__Given exercise__:
Copy out each line featuring the string "abgestimmt" from the entries beneath.

__Input data__:

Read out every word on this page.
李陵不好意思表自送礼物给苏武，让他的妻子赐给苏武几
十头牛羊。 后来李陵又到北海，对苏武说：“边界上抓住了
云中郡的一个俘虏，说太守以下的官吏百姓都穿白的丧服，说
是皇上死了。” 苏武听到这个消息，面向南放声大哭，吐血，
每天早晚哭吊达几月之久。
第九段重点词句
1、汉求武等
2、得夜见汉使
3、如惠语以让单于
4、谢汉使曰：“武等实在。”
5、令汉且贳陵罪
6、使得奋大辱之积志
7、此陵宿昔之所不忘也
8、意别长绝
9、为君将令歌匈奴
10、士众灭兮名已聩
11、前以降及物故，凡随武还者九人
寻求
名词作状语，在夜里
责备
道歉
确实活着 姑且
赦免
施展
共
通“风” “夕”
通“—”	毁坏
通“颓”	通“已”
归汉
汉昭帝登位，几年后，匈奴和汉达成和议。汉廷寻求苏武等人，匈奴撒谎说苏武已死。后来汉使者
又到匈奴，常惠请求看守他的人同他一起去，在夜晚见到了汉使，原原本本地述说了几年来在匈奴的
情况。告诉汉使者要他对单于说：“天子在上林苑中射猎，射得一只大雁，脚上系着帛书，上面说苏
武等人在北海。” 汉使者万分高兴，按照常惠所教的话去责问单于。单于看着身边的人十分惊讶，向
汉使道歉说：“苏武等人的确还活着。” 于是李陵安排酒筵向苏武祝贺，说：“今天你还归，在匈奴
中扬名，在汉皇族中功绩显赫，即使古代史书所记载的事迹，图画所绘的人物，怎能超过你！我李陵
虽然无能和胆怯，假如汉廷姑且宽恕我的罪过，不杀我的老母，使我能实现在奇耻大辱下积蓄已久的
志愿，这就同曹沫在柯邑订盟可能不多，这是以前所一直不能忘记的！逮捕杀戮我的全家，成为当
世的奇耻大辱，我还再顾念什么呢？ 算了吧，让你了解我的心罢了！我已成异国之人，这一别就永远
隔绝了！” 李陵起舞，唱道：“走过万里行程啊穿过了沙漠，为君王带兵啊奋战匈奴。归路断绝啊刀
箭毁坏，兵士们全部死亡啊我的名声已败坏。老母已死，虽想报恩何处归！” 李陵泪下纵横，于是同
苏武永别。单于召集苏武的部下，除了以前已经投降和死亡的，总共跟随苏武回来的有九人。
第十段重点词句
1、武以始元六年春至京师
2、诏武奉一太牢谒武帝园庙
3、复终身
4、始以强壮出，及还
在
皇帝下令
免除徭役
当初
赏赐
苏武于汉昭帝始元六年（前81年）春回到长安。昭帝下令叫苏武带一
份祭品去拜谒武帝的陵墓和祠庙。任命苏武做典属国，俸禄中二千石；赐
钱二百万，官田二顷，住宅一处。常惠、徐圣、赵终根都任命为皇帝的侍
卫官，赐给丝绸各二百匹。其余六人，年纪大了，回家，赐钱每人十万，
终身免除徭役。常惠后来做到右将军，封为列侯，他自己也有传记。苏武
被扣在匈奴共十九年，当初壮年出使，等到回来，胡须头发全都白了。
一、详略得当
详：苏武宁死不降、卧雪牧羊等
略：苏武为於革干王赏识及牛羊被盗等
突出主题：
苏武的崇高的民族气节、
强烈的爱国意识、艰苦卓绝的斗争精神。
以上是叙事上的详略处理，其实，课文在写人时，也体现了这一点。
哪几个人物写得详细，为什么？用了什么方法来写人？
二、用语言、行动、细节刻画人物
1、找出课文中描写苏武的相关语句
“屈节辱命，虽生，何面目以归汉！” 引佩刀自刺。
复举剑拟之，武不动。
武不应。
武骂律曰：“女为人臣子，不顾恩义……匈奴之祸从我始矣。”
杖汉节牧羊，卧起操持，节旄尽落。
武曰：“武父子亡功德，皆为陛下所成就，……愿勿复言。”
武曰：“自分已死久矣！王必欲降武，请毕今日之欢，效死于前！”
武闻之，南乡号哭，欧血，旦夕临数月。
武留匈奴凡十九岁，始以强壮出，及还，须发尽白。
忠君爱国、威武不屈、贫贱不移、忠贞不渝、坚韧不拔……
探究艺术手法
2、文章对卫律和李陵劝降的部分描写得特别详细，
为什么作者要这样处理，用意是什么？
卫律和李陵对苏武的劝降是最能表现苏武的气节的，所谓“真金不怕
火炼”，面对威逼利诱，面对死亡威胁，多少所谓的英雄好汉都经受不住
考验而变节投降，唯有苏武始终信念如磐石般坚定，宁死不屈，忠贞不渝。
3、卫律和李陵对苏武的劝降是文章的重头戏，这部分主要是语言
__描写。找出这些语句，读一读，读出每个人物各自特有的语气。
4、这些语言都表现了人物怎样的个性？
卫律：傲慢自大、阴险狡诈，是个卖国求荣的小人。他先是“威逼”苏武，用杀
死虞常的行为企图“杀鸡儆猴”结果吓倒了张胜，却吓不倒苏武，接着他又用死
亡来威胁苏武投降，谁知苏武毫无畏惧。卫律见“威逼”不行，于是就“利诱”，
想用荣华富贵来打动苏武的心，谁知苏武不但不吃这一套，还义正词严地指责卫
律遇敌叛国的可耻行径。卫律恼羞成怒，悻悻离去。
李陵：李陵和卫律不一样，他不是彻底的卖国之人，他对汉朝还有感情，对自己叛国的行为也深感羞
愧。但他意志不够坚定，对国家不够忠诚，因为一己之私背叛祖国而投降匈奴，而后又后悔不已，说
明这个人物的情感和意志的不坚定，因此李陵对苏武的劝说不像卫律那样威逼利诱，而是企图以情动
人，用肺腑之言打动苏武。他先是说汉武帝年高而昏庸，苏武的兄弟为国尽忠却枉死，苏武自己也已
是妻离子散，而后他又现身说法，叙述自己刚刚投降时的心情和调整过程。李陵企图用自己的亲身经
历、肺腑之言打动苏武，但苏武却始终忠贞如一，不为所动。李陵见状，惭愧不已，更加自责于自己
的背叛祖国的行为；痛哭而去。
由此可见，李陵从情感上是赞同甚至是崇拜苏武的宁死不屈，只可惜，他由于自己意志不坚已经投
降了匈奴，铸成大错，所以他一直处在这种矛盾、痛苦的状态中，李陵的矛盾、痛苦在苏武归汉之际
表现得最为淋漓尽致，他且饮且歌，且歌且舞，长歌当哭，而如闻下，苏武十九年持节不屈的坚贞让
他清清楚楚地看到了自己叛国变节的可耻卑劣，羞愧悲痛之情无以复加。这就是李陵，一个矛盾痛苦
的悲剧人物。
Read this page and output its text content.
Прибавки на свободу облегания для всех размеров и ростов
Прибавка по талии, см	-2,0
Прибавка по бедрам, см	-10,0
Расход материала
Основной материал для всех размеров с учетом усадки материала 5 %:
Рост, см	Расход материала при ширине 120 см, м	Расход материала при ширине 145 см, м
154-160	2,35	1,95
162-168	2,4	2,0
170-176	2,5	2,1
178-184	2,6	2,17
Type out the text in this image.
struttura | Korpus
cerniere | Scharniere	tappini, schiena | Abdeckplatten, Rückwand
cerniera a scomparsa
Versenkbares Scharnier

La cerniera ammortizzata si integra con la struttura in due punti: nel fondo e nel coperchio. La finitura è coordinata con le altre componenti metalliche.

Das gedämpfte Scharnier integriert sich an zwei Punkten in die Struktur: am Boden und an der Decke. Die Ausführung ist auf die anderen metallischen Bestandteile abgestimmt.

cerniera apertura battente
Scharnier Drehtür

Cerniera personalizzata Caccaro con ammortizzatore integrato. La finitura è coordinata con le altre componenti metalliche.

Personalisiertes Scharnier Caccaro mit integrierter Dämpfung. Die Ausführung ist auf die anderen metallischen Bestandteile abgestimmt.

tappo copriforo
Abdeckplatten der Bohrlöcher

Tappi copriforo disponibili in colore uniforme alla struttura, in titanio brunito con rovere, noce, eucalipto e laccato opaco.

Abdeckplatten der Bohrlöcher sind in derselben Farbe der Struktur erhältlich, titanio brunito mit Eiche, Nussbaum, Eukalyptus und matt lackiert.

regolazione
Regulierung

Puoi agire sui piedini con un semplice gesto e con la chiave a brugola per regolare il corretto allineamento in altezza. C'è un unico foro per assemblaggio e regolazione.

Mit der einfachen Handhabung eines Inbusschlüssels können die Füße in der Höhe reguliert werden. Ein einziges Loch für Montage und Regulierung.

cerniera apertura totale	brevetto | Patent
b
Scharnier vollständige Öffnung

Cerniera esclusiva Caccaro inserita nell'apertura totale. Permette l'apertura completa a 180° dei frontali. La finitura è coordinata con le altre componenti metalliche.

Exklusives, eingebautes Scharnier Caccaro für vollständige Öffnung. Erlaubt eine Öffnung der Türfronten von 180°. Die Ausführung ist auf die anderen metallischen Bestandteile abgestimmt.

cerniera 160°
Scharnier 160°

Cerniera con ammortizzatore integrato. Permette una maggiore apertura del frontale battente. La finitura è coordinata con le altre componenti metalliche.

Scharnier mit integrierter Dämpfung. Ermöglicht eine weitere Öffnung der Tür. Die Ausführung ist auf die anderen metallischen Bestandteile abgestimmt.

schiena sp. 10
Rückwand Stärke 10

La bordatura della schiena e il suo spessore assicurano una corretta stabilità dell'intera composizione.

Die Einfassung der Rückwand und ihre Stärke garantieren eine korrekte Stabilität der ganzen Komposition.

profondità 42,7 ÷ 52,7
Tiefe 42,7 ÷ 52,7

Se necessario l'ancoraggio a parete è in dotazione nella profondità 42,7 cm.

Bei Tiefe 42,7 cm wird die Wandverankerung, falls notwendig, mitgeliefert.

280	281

__Answer__:
Das gedämpfte Scharnier integriert sich an zwei Punkten in die Struktur: am Boden und an der Decke. Die Ausführung ist auf die anderen metallischen Bestandteile abgestimmt.
Personalisiertes Scharnier Caccaro mit integrierter Dämpfung. Die Ausführung ist auf die anderen metallischen Bestandteile abgestimmt.
Exklusives, eingebautes Scharnier Caccaro für vollständige Öffnung. Erlaubt eine Öffnung der Türfronten von 180°. Die Ausführung ist auf die anderen metallischen Bestandteile abgestimmt.
Scharnier mit integrierter Dämpfung. Ermöglicht eine weitere Öffnung der Tür. Die Ausführung ist auf die anderen metallischen Bestandteile abgestimmt.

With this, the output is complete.